DESCRIPTION OF THE TASK |
From the listing below, pull each line that includes "xiǎo".

● ● ●

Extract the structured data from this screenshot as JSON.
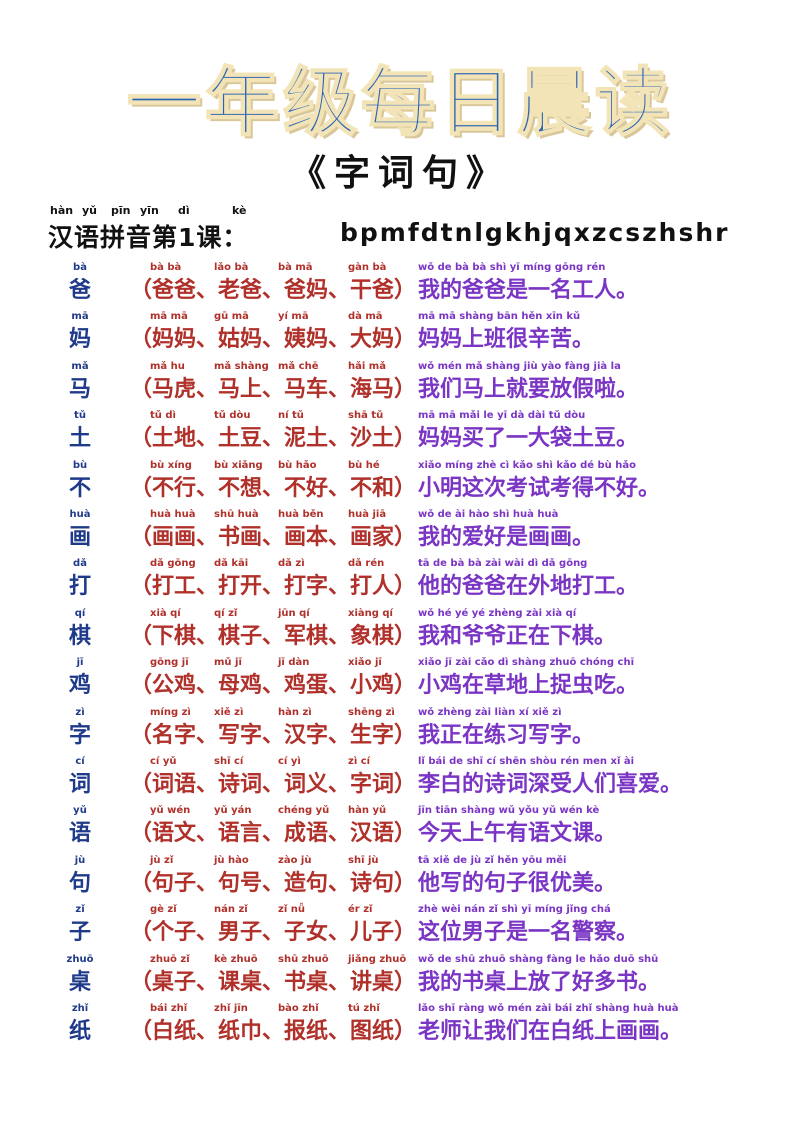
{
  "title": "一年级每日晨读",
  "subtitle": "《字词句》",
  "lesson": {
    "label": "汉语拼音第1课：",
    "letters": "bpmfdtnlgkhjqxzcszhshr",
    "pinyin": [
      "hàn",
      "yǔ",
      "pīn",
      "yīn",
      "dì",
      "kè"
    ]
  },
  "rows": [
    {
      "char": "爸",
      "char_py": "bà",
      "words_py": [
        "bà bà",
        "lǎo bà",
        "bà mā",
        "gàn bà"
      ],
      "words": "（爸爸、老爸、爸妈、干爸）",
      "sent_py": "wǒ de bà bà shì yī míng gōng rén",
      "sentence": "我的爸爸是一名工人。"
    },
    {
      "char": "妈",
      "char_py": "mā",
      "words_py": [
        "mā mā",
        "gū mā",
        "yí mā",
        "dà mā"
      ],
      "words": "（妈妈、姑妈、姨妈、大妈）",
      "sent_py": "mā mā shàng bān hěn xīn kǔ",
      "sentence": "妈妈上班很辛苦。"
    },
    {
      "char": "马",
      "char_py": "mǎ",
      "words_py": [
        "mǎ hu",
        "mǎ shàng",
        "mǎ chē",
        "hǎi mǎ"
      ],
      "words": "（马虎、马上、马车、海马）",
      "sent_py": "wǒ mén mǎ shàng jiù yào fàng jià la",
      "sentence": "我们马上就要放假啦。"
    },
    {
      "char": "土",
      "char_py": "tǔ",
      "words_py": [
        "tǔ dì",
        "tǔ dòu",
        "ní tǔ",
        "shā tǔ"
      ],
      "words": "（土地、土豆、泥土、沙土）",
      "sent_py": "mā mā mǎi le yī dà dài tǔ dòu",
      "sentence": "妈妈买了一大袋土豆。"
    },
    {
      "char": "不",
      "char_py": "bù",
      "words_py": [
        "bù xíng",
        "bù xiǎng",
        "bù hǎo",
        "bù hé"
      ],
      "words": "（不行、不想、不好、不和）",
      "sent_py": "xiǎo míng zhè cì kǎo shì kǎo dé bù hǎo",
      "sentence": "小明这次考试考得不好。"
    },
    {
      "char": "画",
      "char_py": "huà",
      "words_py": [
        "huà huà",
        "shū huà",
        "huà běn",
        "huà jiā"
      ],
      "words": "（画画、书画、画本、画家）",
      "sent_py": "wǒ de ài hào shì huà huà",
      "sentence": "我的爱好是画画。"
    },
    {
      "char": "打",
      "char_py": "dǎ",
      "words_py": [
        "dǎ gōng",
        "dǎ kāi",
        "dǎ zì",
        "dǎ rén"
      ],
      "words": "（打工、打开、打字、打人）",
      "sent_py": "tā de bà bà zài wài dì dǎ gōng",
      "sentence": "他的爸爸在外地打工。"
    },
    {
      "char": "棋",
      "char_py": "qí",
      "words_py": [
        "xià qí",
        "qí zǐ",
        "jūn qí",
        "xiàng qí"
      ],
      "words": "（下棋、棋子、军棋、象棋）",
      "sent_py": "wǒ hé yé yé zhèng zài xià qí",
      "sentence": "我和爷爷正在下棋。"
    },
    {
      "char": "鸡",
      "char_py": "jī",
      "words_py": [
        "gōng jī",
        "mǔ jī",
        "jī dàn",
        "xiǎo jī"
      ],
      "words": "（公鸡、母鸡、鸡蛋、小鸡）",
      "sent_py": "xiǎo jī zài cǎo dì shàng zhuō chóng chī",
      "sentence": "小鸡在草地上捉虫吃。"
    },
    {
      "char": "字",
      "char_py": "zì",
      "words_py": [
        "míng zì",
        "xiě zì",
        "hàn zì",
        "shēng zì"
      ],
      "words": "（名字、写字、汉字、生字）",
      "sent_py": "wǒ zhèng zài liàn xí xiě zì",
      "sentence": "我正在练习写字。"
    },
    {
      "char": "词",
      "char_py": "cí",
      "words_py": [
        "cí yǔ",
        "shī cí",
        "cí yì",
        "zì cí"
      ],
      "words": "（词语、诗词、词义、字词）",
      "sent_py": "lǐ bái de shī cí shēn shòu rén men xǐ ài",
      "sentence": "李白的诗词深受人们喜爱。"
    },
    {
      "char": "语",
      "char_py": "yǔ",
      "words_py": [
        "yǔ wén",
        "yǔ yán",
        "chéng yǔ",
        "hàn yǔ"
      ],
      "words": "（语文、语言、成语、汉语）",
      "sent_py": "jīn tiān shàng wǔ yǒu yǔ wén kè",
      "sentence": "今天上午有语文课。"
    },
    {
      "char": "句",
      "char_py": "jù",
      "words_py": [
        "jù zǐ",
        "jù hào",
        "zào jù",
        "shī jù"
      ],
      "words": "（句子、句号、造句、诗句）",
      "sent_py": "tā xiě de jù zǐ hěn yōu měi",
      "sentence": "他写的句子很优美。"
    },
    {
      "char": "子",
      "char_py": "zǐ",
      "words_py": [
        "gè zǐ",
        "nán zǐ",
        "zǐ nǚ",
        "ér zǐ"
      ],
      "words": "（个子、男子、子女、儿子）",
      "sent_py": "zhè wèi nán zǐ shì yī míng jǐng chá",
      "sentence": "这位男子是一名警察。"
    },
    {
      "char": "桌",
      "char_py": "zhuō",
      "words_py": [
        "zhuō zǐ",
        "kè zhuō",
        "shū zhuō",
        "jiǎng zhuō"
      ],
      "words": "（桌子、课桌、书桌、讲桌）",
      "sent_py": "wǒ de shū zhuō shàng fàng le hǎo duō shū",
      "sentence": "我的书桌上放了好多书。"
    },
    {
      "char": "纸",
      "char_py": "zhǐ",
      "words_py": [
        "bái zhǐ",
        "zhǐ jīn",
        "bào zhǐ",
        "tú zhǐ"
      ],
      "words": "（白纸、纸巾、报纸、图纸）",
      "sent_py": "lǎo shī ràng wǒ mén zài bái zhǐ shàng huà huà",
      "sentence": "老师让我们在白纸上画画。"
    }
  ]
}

● ● ●

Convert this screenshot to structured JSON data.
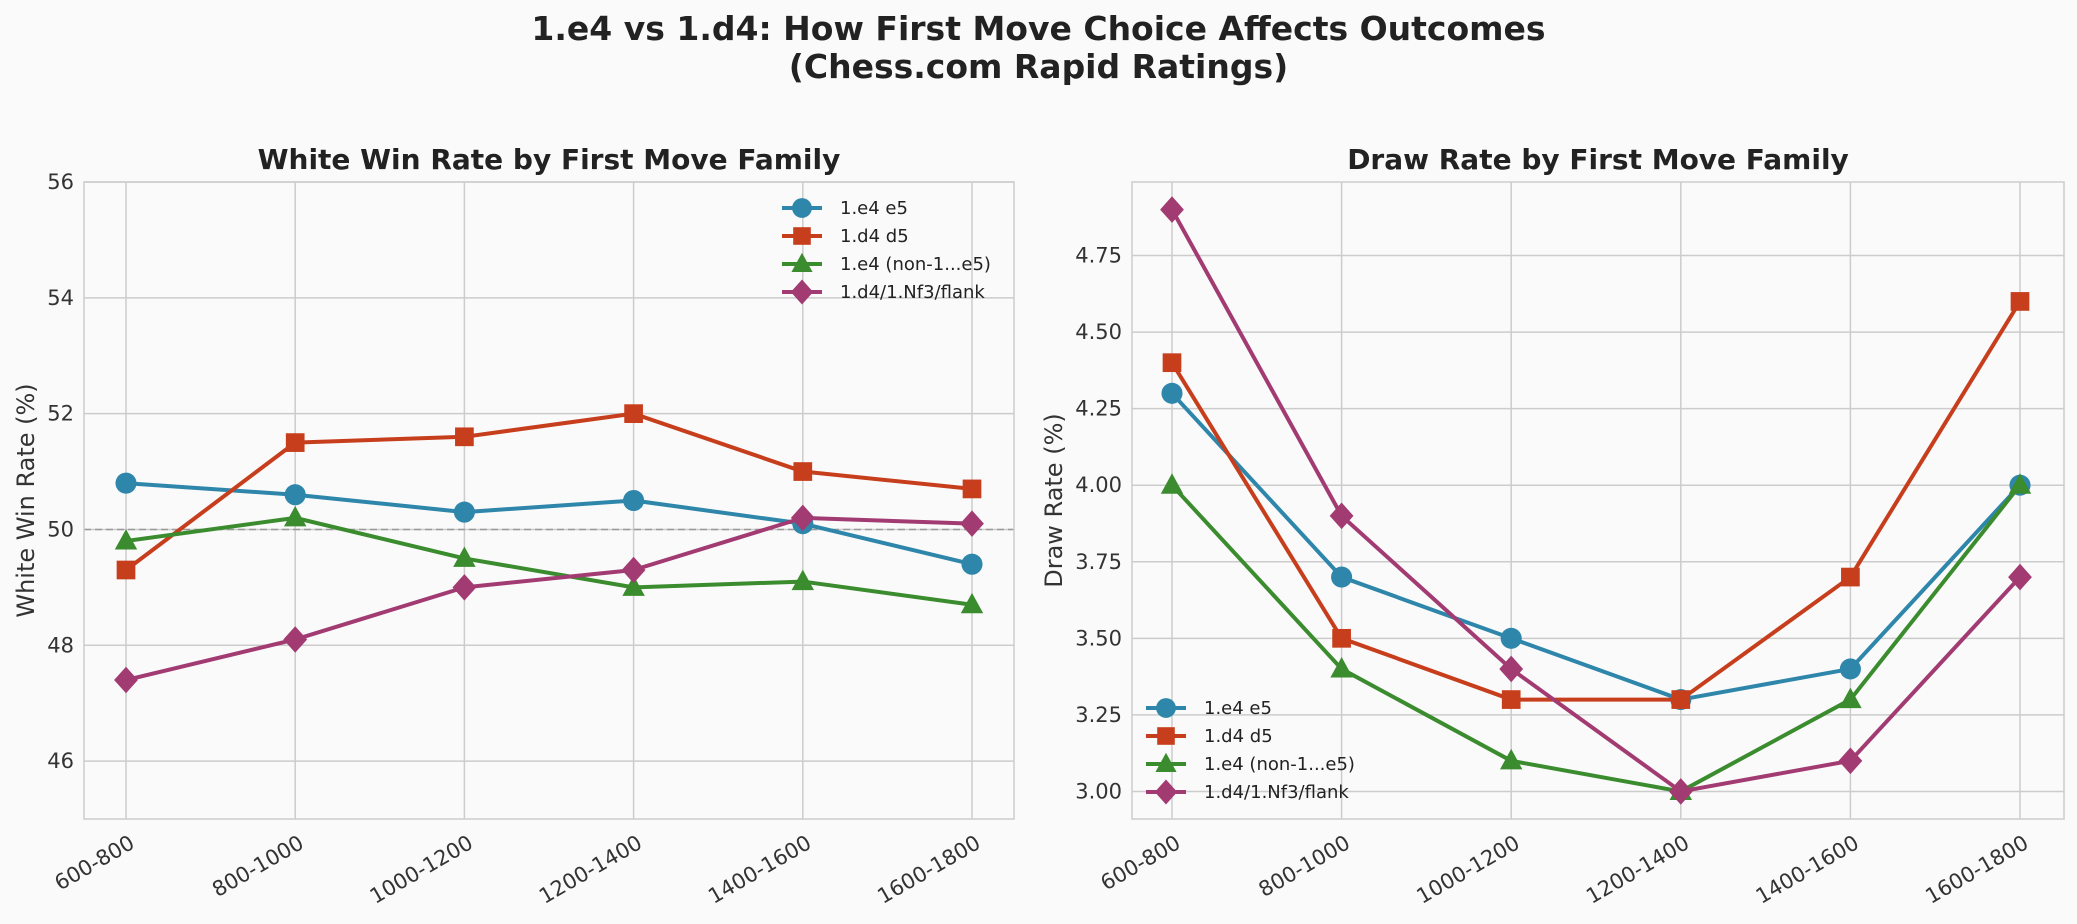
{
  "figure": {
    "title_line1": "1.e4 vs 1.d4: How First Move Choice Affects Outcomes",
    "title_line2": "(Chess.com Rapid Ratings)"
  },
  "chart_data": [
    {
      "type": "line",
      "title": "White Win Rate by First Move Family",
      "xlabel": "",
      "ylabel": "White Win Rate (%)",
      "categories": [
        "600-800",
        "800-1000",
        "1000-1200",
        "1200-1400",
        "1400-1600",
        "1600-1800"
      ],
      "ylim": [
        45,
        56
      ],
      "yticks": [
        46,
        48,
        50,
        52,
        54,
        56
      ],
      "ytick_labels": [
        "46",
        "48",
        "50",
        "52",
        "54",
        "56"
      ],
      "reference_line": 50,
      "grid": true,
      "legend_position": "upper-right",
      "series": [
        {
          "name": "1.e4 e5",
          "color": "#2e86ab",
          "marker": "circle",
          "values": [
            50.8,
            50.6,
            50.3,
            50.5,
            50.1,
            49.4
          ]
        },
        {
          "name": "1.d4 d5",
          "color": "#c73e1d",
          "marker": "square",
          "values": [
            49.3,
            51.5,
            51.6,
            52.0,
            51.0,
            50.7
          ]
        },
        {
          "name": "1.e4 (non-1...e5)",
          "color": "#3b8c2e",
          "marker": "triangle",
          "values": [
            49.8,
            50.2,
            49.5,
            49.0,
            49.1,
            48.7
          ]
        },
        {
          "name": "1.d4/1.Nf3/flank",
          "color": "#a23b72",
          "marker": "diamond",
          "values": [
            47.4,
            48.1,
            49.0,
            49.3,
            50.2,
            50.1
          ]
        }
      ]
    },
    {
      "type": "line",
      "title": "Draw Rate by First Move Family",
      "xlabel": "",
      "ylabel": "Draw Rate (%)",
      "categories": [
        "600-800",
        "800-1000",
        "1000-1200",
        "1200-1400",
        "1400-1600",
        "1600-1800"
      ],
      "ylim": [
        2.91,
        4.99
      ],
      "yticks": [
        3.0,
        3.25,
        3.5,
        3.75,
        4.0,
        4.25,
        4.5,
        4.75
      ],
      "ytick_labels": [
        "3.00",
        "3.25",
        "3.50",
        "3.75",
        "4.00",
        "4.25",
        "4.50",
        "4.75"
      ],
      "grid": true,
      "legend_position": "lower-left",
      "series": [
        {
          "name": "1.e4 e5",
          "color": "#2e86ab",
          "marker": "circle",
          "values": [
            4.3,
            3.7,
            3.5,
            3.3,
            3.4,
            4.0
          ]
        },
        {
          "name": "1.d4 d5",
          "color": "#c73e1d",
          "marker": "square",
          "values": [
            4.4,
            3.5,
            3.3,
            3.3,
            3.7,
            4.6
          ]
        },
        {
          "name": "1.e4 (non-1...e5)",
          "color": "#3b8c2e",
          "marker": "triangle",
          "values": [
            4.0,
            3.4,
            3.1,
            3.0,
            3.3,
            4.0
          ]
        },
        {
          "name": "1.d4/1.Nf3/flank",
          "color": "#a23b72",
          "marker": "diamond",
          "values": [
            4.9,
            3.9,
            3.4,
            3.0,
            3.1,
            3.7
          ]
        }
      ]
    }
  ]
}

● ● ●

THE REPLY |
      "sent_py": "xiǎo míng zhè cì kǎo shì kǎo dé bù hǎo",
        "xiǎo jī"
      "sent_py": "xiǎo jī zài cǎo dì shàng zhuō chóng chī",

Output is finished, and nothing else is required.